▶ [Goal] Convert the data, beginning at its first line and stopping after the line that contains "centered-block: If you", into a Markdown table with the columns No. and Line. Give each line a numbered row and leave out blank lines.

-- Start --

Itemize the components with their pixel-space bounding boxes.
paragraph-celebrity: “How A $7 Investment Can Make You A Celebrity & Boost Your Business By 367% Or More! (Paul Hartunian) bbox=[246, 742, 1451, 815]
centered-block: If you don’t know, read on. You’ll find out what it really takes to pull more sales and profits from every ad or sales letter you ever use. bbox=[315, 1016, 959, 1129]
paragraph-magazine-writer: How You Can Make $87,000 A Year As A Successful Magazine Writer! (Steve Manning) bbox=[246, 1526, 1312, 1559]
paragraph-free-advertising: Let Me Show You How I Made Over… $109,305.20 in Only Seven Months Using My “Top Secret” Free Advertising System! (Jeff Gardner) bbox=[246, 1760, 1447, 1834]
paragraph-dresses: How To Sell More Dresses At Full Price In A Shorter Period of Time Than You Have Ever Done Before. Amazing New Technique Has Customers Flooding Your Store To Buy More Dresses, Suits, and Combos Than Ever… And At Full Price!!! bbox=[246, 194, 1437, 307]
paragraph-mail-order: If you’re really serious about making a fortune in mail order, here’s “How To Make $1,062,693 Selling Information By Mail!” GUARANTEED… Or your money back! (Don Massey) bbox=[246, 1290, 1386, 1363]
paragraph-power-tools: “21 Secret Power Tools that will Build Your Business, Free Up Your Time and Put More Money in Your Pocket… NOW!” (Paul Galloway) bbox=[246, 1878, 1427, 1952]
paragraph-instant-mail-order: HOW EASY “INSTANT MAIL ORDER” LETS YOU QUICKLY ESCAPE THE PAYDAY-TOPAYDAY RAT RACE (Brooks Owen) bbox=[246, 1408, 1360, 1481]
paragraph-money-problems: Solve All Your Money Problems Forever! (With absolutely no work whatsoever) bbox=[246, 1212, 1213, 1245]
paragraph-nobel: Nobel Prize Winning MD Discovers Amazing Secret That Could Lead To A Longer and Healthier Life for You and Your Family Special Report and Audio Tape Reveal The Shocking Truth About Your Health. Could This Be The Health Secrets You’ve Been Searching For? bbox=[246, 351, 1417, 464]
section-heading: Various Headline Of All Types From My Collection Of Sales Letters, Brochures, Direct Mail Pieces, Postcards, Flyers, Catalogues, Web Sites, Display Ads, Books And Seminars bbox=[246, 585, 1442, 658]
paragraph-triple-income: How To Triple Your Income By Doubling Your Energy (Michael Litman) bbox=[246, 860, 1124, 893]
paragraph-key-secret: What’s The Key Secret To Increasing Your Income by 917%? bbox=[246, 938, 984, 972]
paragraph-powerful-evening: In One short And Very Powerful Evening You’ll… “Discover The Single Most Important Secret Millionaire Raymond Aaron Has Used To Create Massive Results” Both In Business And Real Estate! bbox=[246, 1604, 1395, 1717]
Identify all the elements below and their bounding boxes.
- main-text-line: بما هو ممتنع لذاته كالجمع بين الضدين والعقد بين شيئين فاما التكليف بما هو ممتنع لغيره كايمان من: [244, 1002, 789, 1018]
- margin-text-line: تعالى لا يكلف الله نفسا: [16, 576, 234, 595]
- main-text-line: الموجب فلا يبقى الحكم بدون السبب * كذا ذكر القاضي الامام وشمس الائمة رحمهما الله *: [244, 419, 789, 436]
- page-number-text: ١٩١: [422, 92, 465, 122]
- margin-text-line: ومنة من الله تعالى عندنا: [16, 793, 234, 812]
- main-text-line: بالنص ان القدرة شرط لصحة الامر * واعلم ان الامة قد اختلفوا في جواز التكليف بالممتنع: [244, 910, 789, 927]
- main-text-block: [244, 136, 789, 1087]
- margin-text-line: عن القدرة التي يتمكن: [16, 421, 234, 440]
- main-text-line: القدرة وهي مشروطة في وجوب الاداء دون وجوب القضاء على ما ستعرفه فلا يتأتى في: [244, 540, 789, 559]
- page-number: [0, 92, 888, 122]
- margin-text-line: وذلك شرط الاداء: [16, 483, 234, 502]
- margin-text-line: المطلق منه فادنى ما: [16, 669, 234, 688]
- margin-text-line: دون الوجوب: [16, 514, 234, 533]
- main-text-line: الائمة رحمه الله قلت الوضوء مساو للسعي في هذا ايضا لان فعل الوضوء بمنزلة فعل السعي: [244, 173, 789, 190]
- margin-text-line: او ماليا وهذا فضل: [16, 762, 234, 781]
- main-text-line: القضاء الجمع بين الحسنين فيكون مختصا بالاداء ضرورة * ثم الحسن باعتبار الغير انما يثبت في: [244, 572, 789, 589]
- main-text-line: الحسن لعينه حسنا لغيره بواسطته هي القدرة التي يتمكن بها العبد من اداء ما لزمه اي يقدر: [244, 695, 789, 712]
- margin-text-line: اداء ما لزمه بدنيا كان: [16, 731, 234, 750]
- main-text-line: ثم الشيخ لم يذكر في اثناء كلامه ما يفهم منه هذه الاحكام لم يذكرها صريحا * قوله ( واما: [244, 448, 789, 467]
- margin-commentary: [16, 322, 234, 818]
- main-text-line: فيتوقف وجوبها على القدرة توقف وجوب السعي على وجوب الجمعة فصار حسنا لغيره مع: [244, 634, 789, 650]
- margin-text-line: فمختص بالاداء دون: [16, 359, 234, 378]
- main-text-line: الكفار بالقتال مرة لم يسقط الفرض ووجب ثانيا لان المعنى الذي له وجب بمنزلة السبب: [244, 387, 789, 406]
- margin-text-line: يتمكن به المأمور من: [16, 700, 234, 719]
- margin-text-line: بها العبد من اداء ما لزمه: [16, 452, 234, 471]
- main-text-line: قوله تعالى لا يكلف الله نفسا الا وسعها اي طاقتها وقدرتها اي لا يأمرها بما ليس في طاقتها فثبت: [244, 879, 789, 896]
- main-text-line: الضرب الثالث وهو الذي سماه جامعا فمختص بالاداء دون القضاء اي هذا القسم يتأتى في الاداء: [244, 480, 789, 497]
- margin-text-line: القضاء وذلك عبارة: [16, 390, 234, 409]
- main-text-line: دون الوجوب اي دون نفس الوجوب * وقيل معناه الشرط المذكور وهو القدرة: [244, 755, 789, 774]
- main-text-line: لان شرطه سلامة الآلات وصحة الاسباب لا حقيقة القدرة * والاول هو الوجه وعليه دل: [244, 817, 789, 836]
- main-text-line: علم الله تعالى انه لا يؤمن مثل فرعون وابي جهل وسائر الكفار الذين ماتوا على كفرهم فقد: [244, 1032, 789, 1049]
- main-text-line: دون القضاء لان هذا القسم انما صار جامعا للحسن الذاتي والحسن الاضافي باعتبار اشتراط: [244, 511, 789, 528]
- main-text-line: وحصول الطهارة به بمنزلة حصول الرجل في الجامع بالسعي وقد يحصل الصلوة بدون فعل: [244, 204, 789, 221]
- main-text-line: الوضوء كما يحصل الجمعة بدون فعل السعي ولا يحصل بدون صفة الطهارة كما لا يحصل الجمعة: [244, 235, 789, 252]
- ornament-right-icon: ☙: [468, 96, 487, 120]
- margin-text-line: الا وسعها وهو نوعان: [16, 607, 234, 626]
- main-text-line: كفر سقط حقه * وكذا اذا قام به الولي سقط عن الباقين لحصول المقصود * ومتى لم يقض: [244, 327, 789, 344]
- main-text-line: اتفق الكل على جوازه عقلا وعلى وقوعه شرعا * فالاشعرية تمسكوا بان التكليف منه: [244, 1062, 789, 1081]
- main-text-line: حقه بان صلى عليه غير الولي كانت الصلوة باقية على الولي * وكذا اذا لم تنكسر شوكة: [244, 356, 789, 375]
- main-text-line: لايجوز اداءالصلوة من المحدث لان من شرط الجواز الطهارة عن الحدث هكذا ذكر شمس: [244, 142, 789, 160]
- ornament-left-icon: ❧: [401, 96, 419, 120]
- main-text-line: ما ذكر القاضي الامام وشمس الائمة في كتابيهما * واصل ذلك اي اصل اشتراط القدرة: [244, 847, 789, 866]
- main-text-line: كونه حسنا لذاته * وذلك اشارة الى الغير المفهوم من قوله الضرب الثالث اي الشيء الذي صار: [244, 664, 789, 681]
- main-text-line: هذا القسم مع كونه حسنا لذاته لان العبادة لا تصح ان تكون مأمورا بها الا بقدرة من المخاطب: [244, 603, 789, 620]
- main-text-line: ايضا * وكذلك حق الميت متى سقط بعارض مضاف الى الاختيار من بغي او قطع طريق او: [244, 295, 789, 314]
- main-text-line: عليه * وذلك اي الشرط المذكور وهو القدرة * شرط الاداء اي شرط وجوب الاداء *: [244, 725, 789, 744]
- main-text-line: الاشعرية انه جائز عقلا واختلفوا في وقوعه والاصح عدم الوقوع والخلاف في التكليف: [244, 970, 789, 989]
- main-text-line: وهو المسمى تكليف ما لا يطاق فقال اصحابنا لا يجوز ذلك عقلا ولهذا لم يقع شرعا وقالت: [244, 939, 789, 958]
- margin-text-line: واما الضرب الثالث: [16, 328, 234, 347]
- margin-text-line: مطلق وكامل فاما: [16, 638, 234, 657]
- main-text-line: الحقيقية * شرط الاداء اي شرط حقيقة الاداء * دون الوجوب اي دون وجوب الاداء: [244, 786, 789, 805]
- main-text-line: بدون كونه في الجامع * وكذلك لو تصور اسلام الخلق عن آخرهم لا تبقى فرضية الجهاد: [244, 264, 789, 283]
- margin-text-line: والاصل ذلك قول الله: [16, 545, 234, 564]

-- End --

▶ [Solution to the exercise]
| No. | Line |
|---|---|
| 1 | Itemize the components with their pixel-space bounding boxes. |
| 2 | paragraph-celebrity: “How A $7 Investment Can Make You A Celebrity & Boost Your Business By 367% Or More! (Paul Hartunian) bbox=[246, 742, 1451, 815] |
| 3 | centered-block: If you don’t know, read on. You’ll find out what it really takes to pull more sales and profits from every ad or sales letter you ever use. bbox=[315, 1016, 959, 1129] |